Written request:
Transcribe verbatim every line from the line containing "What text is on this page?" to the end of the entries, including both endpoints. Output nothing beyond those lines.

Extracted information:
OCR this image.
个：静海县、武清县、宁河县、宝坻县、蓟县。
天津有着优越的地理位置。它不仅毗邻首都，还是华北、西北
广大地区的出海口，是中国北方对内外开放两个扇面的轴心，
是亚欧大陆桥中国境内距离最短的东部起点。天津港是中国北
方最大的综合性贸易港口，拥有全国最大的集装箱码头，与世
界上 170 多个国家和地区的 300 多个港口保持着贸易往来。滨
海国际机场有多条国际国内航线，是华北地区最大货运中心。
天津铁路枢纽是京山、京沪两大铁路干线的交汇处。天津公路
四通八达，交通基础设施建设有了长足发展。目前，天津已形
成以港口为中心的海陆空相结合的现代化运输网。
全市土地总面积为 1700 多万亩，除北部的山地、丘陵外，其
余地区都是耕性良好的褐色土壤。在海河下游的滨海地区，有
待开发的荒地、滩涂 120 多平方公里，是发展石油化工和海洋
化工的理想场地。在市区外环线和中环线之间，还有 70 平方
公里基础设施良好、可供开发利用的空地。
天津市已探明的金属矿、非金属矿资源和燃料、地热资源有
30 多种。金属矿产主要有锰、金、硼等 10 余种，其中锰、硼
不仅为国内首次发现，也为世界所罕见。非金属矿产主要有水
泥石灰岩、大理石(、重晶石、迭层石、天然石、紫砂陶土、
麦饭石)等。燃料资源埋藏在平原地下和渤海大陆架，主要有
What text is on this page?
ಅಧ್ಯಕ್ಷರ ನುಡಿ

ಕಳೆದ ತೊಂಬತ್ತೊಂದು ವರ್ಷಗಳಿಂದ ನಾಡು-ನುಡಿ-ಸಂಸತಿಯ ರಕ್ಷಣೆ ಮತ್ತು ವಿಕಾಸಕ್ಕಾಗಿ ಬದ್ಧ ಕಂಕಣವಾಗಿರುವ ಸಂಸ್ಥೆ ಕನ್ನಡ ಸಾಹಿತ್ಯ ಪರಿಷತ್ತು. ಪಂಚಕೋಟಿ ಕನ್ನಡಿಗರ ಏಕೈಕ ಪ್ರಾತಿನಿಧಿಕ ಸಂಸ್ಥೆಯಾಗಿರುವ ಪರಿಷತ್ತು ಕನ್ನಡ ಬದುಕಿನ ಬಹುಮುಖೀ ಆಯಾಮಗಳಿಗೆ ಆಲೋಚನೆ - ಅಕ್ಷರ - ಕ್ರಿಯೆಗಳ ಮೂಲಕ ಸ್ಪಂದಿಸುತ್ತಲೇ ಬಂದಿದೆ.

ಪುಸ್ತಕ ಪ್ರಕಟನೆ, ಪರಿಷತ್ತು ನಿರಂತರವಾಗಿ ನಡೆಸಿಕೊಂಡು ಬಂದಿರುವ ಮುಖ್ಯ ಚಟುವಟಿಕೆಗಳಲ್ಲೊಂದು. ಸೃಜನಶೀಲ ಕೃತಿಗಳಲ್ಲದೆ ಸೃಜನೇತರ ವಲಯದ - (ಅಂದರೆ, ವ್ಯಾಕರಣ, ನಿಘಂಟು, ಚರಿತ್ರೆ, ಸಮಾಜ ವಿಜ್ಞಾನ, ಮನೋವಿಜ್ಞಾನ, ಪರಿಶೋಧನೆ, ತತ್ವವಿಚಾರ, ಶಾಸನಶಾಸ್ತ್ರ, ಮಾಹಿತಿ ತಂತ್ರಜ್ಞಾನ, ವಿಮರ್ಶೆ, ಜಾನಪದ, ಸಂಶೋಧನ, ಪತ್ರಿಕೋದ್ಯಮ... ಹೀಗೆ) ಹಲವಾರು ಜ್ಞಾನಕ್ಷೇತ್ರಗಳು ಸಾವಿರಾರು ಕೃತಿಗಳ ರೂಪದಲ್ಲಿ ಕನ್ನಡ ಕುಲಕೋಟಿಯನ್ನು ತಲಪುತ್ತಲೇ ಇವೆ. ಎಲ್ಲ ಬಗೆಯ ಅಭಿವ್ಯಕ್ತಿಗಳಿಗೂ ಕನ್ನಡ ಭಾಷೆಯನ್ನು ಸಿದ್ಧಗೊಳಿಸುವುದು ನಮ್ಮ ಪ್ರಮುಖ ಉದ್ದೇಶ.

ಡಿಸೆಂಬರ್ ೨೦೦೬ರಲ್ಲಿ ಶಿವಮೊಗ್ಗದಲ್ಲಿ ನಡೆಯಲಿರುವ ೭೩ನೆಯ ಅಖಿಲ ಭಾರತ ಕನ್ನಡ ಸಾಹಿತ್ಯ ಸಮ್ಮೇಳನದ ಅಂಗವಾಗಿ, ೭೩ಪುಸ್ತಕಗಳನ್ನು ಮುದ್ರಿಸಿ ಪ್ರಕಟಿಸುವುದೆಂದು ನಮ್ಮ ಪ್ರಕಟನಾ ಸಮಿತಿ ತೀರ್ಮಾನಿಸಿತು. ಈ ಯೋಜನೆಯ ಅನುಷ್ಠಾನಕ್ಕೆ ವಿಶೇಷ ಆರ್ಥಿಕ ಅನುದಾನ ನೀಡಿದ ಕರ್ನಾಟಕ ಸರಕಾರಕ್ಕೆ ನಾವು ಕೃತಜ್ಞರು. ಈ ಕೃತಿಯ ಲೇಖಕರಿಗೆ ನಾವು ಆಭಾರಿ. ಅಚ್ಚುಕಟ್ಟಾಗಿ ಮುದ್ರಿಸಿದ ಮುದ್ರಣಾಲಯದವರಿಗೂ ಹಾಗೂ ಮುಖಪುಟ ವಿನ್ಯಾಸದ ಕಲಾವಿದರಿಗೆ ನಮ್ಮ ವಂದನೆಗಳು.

Solution to the exercise:
What text is on this page?
ಅಧ್ಯಕ್ಷರ ನುಡಿ

ಕಳೆದ ತೊಂಬತ್ತೊಂದು ವರ್ಷಗಳಿಂದ ನಾಡು-ನುಡಿ-ಸಂಸತಿಯ ರಕ್ಷಣೆ ಮತ್ತು ವಿಕಾಸಕ್ಕಾಗಿ ಬದ್ಧ ಕಂಕಣವಾಗಿರುವ ಸಂಸ್ಥೆ ಕನ್ನಡ ಸಾಹಿತ್ಯ ಪರಿಷತ್ತು. ಪಂಚಕೋಟಿ ಕನ್ನಡಿಗರ ಏಕೈಕ ಪ್ರಾತಿನಿಧಿಕ ಸಂಸ್ಥೆಯಾಗಿರುವ ಪರಿಷತ್ತು ಕನ್ನಡ ಬದುಕಿನ ಬಹುಮುಖೀ ಆಯಾಮಗಳಿಗೆ ಆಲೋಚನೆ - ಅಕ್ಷರ - ಕ್ರಿಯೆಗಳ ಮೂಲಕ ಸ್ಪಂದಿಸುತ್ತಲೇ ಬಂದಿದೆ.

ಪುಸ್ತಕ ಪ್ರಕಟನೆ, ಪರಿಷತ್ತು ನಿರಂತರವಾಗಿ ನಡೆಸಿಕೊಂಡು ಬಂದಿರುವ ಮುಖ್ಯ ಚಟುವಟಿಕೆಗಳಲ್ಲೊಂದು. ಸೃಜನಶೀಲ ಕೃತಿಗಳಲ್ಲದೆ ಸೃಜನೇತರ ವಲಯದ - (ಅಂದರೆ, ವ್ಯಾಕರಣ, ನಿಘಂಟು, ಚರಿತ್ರೆ, ಸಮಾಜ ವಿಜ್ಞಾನ, ಮನೋವಿಜ್ಞಾನ, ಪರಿಶೋಧನೆ, ತತ್ವವಿಚಾರ, ಶಾಸನಶಾಸ್ತ್ರ, ಮಾಹಿತಿ ತಂತ್ರಜ್ಞಾನ, ವಿಮರ್ಶೆ, ಜಾನಪದ, ಸಂಶೋಧನ, ಪತ್ರಿಕೋದ್ಯಮ... ಹೀಗೆ) ಹಲವಾರು ಜ್ಞಾನಕ್ಷೇತ್ರಗಳು ಸಾವಿರಾರು ಕೃತಿಗಳ ರೂಪದಲ್ಲಿ ಕನ್ನಡ ಕುಲಕೋಟಿಯನ್ನು ತಲಪುತ್ತಲೇ ಇವೆ. ಎಲ್ಲ ಬಗೆಯ ಅಭಿವ್ಯಕ್ತಿಗಳಿಗೂ ಕನ್ನಡ ಭಾಷೆಯನ್ನು ಸಿದ್ಧಗೊಳಿಸುವುದು ನಮ್ಮ ಪ್ರಮುಖ ಉದ್ದೇಶ.

ಡಿಸೆಂಬರ್ ೨೦೦೬ರಲ್ಲಿ ಶಿವಮೊಗ್ಗದಲ್ಲಿ ನಡೆಯಲಿರುವ ೭೩ನೆಯ ಅಖಿಲ ಭಾರತ ಕನ್ನಡ ಸಾಹಿತ್ಯ ಸಮ್ಮೇಳನದ ಅಂಗವಾಗಿ, ೭೩ಪುಸ್ತಕಗಳನ್ನು ಮುದ್ರಿಸಿ ಪ್ರಕಟಿಸುವುದೆಂದು ನಮ್ಮ ಪ್ರಕಟನಾ ಸಮಿತಿ ತೀರ್ಮಾನಿಸಿತು. ಈ ಯೋಜನೆಯ ಅನುಷ್ಠಾನಕ್ಕೆ ವಿಶೇಷ ಆರ್ಥಿಕ ಅನುದಾನ ನೀಡಿದ ಕರ್ನಾಟಕ ಸರಕಾರಕ್ಕೆ ನಾವು ಕೃತಜ್ಞರು. ಈ ಕೃತಿಯ ಲೇಖಕರಿಗೆ ನಾವು ಆಭಾರಿ. ಅಚ್ಚುಕಟ್ಟಾಗಿ ಮುದ್ರಿಸಿದ ಮುದ್ರಣಾಲಯದವರಿಗೂ ಹಾಗೂ ಮುಖಪುಟ ವಿನ್ಯಾಸದ ಕಲಾವಿದರಿಗೆ ನಮ್ಮ ವಂದನೆಗಳು.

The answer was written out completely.